WHAT YOU ARE ASKED TO DO |
Copy out all of the material, matching it word for word.
[Start of RAW DATA]
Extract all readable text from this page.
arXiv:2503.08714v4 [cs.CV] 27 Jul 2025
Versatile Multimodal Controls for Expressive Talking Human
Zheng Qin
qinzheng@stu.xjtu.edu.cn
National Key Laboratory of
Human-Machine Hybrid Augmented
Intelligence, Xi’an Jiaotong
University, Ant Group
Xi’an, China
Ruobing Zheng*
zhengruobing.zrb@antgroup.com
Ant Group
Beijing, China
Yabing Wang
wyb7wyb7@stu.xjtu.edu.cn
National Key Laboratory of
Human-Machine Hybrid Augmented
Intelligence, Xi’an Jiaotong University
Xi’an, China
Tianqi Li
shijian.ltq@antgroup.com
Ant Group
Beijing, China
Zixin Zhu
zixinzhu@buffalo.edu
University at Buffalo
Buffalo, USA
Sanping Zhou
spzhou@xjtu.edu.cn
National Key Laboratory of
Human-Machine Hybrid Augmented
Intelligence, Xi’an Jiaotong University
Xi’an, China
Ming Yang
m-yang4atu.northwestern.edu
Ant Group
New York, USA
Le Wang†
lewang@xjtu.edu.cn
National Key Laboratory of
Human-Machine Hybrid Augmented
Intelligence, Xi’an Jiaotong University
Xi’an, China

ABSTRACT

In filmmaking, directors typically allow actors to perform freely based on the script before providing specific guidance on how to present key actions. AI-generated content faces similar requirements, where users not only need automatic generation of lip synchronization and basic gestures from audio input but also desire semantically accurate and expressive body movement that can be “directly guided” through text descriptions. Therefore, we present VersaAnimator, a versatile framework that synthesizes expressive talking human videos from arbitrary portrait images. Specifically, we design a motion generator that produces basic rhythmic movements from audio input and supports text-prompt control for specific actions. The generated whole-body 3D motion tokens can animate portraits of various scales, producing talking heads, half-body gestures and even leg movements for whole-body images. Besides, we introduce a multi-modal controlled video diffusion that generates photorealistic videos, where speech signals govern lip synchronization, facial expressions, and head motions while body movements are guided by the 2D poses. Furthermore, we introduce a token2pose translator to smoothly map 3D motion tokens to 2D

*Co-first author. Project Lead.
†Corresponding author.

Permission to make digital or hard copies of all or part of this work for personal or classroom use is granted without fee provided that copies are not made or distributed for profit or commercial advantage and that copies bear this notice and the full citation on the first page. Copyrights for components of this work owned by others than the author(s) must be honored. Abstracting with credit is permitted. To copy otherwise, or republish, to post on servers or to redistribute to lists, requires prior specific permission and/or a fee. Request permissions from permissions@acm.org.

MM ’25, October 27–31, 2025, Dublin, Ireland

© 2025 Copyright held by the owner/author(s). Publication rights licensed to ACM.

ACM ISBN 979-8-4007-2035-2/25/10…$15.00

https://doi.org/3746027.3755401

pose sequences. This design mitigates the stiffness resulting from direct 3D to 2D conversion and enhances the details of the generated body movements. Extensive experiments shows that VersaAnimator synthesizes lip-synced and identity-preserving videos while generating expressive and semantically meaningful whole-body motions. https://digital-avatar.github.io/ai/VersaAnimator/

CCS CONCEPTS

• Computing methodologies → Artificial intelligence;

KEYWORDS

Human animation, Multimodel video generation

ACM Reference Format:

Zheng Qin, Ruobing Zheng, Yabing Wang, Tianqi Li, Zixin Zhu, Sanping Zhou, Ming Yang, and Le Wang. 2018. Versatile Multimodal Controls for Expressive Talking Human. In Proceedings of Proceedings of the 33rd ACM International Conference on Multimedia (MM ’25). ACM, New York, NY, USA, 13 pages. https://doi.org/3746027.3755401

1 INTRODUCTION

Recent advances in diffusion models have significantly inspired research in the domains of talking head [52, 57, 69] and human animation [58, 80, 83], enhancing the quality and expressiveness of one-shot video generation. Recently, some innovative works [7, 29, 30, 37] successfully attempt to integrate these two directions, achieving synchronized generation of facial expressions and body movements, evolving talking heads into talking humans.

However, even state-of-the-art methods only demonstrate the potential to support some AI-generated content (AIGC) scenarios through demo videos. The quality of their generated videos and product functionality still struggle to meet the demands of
[End of RAW DATA]
THE COMPLETED TASK |
Extract all readable text from this page.
arXiv:2503.08714v4 [cs.CV] 27 Jul 2025
Versatile Multimodal Controls for Expressive Talking Human
Zheng Qin
qinzheng@stu.xjtu.edu.cn
National Key Laboratory of
Human-Machine Hybrid Augmented
Intelligence, Xi’an Jiaotong
University, Ant Group
Xi’an, China
Ruobing Zheng*
zhengruobing.zrb@antgroup.com
Ant Group
Beijing, China
Yabing Wang
wyb7wyb7@stu.xjtu.edu.cn
National Key Laboratory of
Human-Machine Hybrid Augmented
Intelligence, Xi’an Jiaotong University
Xi’an, China
Tianqi Li
shijian.ltq@antgroup.com
Ant Group
Beijing, China
Zixin Zhu
zixinzhu@buffalo.edu
University at Buffalo
Buffalo, USA
Sanping Zhou
spzhou@xjtu.edu.cn
National Key Laboratory of
Human-Machine Hybrid Augmented
Intelligence, Xi’an Jiaotong University
Xi’an, China
Ming Yang
m-yang4atu.northwestern.edu
Ant Group
New York, USA
Le Wang†
lewang@xjtu.edu.cn
National Key Laboratory of
Human-Machine Hybrid Augmented
Intelligence, Xi’an Jiaotong University
Xi’an, China

ABSTRACT

In filmmaking, directors typically allow actors to perform freely based on the script before providing specific guidance on how to present key actions. AI-generated content faces similar requirements, where users not only need automatic generation of lip synchronization and basic gestures from audio input but also desire semantically accurate and expressive body movement that can be “directly guided” through text descriptions. Therefore, we present VersaAnimator, a versatile framework that synthesizes expressive talking human videos from arbitrary portrait images. Specifically, we design a motion generator that produces basic rhythmic movements from audio input and supports text-prompt control for specific actions. The generated whole-body 3D motion tokens can animate portraits of various scales, producing talking heads, half-body gestures and even leg movements for whole-body images. Besides, we introduce a multi-modal controlled video diffusion that generates photorealistic videos, where speech signals govern lip synchronization, facial expressions, and head motions while body movements are guided by the 2D poses. Furthermore, we introduce a token2pose translator to smoothly map 3D motion tokens to 2D

*Co-first author. Project Lead.
†Corresponding author.

Permission to make digital or hard copies of all or part of this work for personal or classroom use is granted without fee provided that copies are not made or distributed for profit or commercial advantage and that copies bear this notice and the full citation on the first page. Copyrights for components of this work owned by others than the author(s) must be honored. Abstracting with credit is permitted. To copy otherwise, or republish, to post on servers or to redistribute to lists, requires prior specific permission and/or a fee. Request permissions from permissions@acm.org.

MM ’25, October 27–31, 2025, Dublin, Ireland

© 2025 Copyright held by the owner/author(s). Publication rights licensed to ACM.

ACM ISBN 979-8-4007-2035-2/25/10…$15.00

https://doi.org/3746027.3755401

pose sequences. This design mitigates the stiffness resulting from direct 3D to 2D conversion and enhances the details of the generated body movements. Extensive experiments shows that VersaAnimator synthesizes lip-synced and identity-preserving videos while generating expressive and semantically meaningful whole-body motions. https://digital-avatar.github.io/ai/VersaAnimator/

CCS CONCEPTS

• Computing methodologies → Artificial intelligence;

KEYWORDS

Human animation, Multimodel video generation

ACM Reference Format:

Zheng Qin, Ruobing Zheng, Yabing Wang, Tianqi Li, Zixin Zhu, Sanping Zhou, Ming Yang, and Le Wang. 2018. Versatile Multimodal Controls for Expressive Talking Human. In Proceedings of Proceedings of the 33rd ACM International Conference on Multimedia (MM ’25). ACM, New York, NY, USA, 13 pages. https://doi.org/3746027.3755401

1 INTRODUCTION

Recent advances in diffusion models have significantly inspired research in the domains of talking head [52, 57, 69] and human animation [58, 80, 83], enhancing the quality and expressiveness of one-shot video generation. Recently, some innovative works [7, 29, 30, 37] successfully attempt to integrate these two directions, achieving synchronized generation of facial expressions and body movements, evolving talking heads into talking humans.

However, even state-of-the-art methods only demonstrate the potential to support some AI-generated content (AIGC) scenarios through demo videos. The quality of their generated videos and product functionality still struggle to meet the demands of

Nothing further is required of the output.